__Short task__. Locate every line in the records below that holds the word "djelatnosti" and return each one.

__Data for processing__.
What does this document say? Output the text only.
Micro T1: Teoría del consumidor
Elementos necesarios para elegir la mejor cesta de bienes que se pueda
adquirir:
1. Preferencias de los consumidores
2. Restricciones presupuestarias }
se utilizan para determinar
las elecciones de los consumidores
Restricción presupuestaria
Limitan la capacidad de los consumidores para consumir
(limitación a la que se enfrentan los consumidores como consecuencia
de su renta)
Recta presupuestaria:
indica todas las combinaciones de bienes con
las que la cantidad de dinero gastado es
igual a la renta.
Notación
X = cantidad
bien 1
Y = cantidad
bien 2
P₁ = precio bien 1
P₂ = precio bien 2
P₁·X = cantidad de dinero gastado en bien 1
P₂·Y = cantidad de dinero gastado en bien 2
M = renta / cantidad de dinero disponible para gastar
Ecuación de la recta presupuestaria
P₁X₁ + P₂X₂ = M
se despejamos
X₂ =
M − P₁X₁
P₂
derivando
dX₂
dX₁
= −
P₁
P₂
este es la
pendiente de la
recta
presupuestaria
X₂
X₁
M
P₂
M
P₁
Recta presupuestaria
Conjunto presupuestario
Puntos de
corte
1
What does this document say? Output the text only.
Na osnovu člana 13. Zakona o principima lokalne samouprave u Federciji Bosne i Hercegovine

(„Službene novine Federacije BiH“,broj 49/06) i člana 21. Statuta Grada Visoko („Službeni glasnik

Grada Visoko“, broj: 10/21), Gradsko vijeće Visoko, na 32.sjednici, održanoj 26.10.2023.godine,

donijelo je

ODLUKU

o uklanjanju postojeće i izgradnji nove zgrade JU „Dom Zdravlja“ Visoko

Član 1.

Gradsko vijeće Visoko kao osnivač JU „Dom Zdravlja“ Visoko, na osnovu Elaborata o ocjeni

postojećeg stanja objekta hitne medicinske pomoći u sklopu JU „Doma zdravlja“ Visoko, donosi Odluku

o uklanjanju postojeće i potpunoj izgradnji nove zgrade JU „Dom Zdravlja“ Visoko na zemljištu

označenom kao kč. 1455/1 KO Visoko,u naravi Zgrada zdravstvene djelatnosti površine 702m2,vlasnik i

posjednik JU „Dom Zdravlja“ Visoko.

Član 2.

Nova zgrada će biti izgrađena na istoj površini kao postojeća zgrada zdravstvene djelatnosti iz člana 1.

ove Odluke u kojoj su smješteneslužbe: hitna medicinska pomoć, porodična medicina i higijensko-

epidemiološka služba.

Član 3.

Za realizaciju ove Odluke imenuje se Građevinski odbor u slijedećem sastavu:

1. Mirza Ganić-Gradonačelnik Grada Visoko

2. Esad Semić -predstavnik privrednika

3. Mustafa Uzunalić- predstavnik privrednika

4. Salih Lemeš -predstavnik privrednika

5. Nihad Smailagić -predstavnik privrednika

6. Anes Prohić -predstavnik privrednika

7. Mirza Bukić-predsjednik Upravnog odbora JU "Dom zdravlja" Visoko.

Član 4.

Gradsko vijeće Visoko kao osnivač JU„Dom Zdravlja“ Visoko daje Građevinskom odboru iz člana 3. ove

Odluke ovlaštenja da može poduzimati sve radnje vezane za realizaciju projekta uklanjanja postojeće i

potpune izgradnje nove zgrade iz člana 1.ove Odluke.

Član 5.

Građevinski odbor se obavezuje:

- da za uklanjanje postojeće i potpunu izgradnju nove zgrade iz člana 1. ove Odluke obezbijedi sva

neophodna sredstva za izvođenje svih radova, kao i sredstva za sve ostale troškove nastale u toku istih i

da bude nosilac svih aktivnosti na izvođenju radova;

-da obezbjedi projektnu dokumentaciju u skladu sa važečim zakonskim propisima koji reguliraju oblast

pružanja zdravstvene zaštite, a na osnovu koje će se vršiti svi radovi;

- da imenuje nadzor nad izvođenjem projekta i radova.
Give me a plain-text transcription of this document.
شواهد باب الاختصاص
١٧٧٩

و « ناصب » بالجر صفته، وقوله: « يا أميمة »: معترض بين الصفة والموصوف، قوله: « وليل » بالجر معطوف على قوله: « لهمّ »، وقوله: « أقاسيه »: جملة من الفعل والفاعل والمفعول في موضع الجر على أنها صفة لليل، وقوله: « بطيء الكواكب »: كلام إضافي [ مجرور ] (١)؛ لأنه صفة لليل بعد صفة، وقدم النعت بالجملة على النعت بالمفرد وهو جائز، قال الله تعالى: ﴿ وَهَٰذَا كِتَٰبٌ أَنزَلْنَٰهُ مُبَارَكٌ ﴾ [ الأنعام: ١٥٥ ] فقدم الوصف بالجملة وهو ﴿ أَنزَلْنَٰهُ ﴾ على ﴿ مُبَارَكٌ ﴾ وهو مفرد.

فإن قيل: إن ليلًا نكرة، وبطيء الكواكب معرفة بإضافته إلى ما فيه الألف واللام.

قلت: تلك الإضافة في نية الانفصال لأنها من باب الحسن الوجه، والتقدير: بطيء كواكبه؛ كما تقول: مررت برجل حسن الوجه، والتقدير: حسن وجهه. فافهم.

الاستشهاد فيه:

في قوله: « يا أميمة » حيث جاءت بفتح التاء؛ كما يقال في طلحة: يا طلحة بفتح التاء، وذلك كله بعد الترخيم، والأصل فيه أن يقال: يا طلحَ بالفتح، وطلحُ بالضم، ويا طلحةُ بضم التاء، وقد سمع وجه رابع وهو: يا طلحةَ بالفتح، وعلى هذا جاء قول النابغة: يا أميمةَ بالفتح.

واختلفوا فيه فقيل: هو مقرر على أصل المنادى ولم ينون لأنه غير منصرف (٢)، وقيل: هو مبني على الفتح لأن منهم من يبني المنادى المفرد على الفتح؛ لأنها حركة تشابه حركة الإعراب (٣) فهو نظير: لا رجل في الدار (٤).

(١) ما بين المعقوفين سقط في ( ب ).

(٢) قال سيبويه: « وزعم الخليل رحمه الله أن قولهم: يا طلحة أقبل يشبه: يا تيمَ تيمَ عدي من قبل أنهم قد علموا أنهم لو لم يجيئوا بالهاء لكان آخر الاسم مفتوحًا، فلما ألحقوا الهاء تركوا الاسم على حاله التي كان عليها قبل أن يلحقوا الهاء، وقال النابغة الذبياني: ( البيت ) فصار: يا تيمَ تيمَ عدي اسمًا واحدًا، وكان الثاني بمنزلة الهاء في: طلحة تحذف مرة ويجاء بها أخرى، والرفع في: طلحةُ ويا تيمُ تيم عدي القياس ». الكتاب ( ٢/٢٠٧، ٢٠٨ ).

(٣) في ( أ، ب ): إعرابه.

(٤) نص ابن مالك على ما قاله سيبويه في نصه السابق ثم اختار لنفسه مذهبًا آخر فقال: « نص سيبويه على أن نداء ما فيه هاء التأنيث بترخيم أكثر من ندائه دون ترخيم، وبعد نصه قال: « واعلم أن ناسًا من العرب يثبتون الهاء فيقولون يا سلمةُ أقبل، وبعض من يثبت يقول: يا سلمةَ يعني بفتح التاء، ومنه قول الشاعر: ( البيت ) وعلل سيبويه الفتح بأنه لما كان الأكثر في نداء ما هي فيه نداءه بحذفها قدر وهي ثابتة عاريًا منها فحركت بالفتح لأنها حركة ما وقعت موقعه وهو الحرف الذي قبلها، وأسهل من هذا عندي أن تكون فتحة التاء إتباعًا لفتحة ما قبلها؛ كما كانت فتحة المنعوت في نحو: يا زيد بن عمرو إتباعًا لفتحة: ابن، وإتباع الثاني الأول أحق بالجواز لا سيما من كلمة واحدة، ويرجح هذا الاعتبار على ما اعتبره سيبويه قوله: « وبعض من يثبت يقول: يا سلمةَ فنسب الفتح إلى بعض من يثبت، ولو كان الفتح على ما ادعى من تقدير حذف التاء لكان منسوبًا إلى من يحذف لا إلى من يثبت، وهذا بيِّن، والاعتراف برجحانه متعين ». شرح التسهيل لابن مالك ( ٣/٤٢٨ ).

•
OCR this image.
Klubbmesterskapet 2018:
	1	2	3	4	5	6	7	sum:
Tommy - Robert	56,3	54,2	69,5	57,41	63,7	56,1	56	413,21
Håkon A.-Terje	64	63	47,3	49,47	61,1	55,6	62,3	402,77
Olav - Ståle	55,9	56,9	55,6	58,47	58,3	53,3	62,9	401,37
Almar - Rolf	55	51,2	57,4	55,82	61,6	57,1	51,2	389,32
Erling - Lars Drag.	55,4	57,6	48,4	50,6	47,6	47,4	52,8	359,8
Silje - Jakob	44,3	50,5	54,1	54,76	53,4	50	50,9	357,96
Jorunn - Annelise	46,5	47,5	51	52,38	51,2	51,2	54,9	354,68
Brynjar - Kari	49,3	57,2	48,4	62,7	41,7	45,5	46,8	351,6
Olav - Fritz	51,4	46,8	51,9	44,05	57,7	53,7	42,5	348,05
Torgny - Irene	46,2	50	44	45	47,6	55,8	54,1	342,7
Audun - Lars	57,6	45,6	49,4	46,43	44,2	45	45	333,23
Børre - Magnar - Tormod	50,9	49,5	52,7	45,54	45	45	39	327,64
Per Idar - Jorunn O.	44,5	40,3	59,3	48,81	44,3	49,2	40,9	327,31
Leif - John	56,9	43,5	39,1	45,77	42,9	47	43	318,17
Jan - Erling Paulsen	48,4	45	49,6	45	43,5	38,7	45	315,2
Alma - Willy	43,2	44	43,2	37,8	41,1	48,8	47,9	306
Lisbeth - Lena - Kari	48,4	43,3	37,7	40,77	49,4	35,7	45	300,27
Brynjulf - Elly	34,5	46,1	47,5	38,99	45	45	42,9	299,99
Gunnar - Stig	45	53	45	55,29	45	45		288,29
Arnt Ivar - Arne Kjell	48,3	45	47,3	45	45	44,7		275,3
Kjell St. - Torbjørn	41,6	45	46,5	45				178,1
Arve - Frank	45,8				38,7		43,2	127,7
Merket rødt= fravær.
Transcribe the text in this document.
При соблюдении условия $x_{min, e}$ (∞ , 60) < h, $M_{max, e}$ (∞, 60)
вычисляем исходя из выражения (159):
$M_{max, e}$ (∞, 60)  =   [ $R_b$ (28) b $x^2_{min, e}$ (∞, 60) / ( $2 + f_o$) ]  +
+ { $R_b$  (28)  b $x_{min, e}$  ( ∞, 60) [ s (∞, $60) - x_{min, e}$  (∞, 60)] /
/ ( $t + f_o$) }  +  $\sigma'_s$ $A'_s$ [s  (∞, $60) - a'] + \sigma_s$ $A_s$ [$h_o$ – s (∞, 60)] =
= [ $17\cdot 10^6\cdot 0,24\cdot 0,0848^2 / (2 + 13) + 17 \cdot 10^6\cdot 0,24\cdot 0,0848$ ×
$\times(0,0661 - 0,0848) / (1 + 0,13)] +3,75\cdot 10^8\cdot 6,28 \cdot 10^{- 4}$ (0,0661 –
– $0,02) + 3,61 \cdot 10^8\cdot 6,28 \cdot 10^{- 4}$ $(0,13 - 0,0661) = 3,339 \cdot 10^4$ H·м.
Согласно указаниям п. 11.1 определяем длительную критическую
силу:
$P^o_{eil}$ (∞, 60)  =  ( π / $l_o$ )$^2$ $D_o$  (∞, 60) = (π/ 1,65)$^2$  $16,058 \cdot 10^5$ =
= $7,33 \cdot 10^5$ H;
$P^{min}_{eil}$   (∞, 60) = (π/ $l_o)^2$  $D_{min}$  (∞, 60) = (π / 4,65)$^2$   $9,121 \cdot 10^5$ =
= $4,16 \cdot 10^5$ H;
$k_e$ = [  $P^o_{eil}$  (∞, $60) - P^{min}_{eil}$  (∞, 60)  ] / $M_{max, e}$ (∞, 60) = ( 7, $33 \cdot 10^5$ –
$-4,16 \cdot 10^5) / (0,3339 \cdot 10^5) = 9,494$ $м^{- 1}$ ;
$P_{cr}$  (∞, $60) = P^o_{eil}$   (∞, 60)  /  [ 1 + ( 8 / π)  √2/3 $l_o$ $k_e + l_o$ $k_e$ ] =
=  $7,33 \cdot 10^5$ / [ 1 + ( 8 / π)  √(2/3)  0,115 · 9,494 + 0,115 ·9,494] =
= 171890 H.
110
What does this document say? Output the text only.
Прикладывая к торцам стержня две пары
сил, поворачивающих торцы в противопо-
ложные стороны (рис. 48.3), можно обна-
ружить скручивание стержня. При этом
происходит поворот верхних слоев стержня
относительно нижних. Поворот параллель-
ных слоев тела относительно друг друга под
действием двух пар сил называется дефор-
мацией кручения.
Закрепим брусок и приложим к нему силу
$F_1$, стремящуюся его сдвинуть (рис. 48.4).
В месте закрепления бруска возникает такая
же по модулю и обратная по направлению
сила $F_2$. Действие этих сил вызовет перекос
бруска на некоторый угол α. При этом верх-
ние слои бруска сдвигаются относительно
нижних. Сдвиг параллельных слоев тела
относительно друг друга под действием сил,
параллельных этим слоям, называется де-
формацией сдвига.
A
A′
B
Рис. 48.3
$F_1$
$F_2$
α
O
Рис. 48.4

__Task answer__.
označenom kao kč. 1455/1 KO Visoko,u naravi Zgrada zdravstvene djelatnosti površine 702m2,vlasnik i
Nova zgrada će biti izgrađena na istoj površini kao postojeća zgrada zdravstvene djelatnosti iz člana 1.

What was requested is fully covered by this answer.